Write only the number of lines holding the string "della".

**Extracted entries:**
-.-.-

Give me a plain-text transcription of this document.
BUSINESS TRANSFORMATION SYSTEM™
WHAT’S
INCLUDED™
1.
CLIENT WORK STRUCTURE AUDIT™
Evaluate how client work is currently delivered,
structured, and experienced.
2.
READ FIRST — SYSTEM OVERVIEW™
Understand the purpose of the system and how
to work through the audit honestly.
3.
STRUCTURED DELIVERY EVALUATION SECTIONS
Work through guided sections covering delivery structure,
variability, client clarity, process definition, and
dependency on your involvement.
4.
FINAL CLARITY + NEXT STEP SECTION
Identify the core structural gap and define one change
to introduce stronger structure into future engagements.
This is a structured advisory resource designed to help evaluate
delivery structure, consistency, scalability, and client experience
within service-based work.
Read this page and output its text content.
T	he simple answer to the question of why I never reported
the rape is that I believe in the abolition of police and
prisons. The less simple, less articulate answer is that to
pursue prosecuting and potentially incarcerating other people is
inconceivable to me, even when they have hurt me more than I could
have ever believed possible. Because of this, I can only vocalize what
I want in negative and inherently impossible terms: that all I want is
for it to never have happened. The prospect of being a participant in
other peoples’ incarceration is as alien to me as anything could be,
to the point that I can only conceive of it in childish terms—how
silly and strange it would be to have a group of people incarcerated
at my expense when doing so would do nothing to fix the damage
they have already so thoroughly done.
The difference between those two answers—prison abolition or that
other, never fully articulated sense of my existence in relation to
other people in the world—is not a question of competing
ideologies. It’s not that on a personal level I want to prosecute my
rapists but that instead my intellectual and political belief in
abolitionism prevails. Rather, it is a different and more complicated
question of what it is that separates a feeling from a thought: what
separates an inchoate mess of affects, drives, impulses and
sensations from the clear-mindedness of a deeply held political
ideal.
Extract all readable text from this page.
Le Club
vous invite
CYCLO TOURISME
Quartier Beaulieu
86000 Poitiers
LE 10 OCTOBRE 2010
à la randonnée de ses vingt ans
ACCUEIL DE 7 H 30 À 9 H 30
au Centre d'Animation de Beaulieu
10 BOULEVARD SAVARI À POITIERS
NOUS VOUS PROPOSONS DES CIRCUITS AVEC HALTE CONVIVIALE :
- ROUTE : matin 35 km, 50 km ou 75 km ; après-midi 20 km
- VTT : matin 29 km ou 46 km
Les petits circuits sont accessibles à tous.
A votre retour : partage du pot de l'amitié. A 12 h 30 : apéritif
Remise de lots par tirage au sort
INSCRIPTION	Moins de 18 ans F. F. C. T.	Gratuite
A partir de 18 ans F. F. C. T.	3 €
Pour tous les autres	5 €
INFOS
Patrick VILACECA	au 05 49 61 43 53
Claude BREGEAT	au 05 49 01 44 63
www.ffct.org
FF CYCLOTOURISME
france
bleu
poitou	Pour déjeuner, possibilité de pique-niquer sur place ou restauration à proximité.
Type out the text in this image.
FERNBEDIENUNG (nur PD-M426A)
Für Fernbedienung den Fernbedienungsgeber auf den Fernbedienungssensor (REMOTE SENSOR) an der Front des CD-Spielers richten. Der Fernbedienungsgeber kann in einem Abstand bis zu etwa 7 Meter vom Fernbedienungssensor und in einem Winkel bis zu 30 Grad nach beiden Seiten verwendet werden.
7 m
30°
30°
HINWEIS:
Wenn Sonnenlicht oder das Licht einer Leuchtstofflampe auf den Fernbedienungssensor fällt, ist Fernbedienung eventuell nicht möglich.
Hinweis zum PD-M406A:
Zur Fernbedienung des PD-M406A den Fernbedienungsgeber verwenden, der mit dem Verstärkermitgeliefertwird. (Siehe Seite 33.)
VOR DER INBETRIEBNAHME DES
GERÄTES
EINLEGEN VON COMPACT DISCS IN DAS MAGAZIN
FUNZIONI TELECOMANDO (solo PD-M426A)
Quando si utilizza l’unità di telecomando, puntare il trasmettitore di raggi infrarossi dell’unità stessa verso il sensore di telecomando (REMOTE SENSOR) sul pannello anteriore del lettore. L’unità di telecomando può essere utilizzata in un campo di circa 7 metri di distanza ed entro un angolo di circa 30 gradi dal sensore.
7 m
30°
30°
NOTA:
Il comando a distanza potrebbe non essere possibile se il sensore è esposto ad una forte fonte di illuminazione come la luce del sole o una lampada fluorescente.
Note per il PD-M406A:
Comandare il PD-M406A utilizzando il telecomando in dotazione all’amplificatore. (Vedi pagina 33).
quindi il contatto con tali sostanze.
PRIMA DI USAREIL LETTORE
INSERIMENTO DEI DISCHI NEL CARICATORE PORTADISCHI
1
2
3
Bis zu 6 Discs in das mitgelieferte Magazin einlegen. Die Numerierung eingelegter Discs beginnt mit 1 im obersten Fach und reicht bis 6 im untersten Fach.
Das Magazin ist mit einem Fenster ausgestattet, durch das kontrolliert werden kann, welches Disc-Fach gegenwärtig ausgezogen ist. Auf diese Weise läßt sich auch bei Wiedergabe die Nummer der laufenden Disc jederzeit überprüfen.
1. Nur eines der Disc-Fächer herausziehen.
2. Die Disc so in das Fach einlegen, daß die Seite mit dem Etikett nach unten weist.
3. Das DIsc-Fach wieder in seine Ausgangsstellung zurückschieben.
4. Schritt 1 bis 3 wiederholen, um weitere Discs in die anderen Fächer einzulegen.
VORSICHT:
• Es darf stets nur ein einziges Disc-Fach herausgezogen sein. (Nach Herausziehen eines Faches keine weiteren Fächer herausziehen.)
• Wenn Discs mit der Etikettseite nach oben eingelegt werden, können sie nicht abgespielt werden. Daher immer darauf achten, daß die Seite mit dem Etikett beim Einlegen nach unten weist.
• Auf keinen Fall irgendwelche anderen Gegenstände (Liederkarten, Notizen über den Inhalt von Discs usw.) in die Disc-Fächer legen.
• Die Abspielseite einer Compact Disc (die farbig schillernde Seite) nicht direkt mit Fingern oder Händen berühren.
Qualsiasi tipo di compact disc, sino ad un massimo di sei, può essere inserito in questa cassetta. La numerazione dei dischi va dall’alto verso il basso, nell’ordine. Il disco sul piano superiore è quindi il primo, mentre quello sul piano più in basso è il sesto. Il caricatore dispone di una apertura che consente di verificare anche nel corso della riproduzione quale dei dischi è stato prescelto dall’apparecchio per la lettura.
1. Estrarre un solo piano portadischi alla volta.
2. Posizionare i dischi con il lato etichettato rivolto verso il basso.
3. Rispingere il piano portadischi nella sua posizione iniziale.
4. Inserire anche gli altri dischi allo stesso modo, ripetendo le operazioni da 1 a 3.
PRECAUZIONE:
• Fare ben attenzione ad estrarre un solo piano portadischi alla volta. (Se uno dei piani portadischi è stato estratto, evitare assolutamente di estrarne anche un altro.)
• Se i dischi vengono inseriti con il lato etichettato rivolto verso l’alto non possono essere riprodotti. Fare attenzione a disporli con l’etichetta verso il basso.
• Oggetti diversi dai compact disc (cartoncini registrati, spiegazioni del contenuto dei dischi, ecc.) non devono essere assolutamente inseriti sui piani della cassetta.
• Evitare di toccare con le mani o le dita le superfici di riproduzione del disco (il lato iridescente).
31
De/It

-.-.-

**Solution for this task:** 2